Task to complete:
Will you give every entry again exactly as it stands?

--- start of Data supplied ---

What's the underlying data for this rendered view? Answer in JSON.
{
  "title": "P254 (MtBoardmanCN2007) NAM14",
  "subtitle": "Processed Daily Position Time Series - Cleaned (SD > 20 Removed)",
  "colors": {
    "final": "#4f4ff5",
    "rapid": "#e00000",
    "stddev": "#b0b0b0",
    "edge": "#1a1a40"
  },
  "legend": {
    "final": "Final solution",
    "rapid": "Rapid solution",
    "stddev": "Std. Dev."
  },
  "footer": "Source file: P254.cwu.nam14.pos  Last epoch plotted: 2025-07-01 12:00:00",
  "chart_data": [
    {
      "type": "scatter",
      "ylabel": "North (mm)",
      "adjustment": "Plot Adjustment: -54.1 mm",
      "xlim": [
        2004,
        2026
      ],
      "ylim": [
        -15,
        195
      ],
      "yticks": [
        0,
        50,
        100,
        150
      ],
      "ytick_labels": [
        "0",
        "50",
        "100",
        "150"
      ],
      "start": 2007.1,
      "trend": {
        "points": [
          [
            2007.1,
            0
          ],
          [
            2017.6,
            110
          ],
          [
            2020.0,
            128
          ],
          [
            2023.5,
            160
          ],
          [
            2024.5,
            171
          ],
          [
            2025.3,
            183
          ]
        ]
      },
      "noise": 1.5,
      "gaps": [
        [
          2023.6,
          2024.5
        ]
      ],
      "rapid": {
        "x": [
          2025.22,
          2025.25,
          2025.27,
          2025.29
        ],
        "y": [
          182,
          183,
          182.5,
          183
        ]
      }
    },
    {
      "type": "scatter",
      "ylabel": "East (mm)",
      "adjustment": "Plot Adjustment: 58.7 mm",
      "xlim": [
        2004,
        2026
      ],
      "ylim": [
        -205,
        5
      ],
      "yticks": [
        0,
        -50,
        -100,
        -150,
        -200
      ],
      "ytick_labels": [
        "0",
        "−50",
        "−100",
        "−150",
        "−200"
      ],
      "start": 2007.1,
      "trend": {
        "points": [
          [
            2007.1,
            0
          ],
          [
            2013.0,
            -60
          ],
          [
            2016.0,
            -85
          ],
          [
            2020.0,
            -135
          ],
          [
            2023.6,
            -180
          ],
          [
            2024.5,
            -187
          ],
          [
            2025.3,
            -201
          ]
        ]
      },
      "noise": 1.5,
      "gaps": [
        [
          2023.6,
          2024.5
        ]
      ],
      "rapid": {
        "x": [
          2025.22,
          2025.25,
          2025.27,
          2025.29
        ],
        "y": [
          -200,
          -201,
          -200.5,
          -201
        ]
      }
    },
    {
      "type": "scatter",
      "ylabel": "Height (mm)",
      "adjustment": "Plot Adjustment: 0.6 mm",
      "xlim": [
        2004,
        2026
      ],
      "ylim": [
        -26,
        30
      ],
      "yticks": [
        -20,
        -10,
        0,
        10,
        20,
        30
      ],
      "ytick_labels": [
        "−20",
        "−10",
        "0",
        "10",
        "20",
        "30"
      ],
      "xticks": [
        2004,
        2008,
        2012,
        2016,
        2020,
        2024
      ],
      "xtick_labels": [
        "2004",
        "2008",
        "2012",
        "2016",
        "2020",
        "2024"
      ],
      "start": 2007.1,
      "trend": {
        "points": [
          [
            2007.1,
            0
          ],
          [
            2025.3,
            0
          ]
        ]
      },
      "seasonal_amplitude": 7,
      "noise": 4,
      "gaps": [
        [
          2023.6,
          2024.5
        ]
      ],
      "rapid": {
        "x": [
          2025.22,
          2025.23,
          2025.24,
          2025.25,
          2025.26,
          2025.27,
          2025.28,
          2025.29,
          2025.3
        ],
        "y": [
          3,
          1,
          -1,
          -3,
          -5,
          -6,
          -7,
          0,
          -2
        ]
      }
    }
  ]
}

--- end of Data supplied ---

Written answer:
What's the underlying data for this rendered view? Answer in JSON.
{
  "title": "P254 (MtBoardmanCN2007) NAM14",
  "subtitle": "Processed Daily Position Time Series - Cleaned (SD > 20 Removed)",
  "colors": {
    "final": "#4f4ff5",
    "rapid": "#e00000",
    "stddev": "#b0b0b0",
    "edge": "#1a1a40"
  },
  "legend": {
    "final": "Final solution",
    "rapid": "Rapid solution",
    "stddev": "Std. Dev."
  },
  "footer": "Source file: P254.cwu.nam14.pos  Last epoch plotted: 2025-07-01 12:00:00",
  "chart_data": [
    {
      "type": "scatter",
      "ylabel": "North (mm)",
      "adjustment": "Plot Adjustment: -54.1 mm",
      "xlim": [
        2004,
        2026
      ],
      "ylim": [
        -15,
        195
      ],
      "yticks": [
        0,
        50,
        100,
        150
      ],
      "ytick_labels": [
        "0",
        "50",
        "100",
        "150"
      ],
      "start": 2007.1,
      "trend": {
        "points": [
          [
            2007.1,
            0
          ],
          [
            2017.6,
            110
          ],
          [
            2020.0,
            128
          ],
          [
            2023.5,
            160
          ],
          [
            2024.5,
            171
          ],
          [
            2025.3,
            183
          ]
        ]
      },
      "noise": 1.5,
      "gaps": [
        [
          2023.6,
          2024.5
        ]
      ],
      "rapid": {
        "x": [
          2025.22,
          2025.25,
          2025.27,
          2025.29
        ],
        "y": [
          182,
          183,
          182.5,
          183
        ]
      }
    },
    {
      "type": "scatter",
      "ylabel": "East (mm)",
      "adjustment": "Plot Adjustment: 58.7 mm",
      "xlim": [
        2004,
        2026
      ],
      "ylim": [
        -205,
        5
      ],
      "yticks": [
        0,
        -50,
        -100,
        -150,
        -200
      ],
      "ytick_labels": [
        "0",
        "−50",
        "−100",
        "−150",
        "−200"
      ],
      "start": 2007.1,
      "trend": {
        "points": [
          [
            2007.1,
            0
          ],
          [
            2013.0,
            -60
          ],
          [
            2016.0,
            -85
          ],
          [
            2020.0,
            -135
          ],
          [
            2023.6,
            -180
          ],
          [
            2024.5,
            -187
          ],
          [
            2025.3,
            -201
          ]
        ]
      },
      "noise": 1.5,
      "gaps": [
        [
          2023.6,
          2024.5
        ]
      ],
      "rapid": {
        "x": [
          2025.22,
          2025.25,
          2025.27,
          2025.29
        ],
        "y": [
          -200,
          -201,
          -200.5,
          -201
        ]
      }
    },
    {
      "type": "scatter",
      "ylabel": "Height (mm)",
      "adjustment": "Plot Adjustment: 0.6 mm",
      "xlim": [
        2004,
        2026
      ],
      "ylim": [
        -26,
        30
      ],
      "yticks": [
        -20,
        -10,
        0,
        10,
        20,
        30
      ],
      "ytick_labels": [
        "−20",
        "−10",
        "0",
        "10",
        "20",
        "30"
      ],
      "xticks": [
        2004,
        2008,
        2012,
        2016,
        2020,
        2024
      ],
      "xtick_labels": [
        "2004",
        "2008",
        "2012",
        "2016",
        "2020",
        "2024"
      ],
      "start": 2007.1,
      "trend": {
        "points": [
          [
            2007.1,
            0
          ],
          [
            2025.3,
            0
          ]
        ]
      },
      "seasonal_amplitude": 7,
      "noise": 4,
      "gaps": [
        [
          2023.6,
          2024.5
        ]
      ],
      "rapid": {
        "x": [
          2025.22,
          2025.23,
          2025.24,
          2025.25,
          2025.26,
          2025.27,
          2025.28,
          2025.29,
          2025.3
        ],
        "y": [
          3,
          1,
          -1,
          -3,
          -5,
          -6,
          -7,
          0,
          -2
        ]
      }
    }
  ]
}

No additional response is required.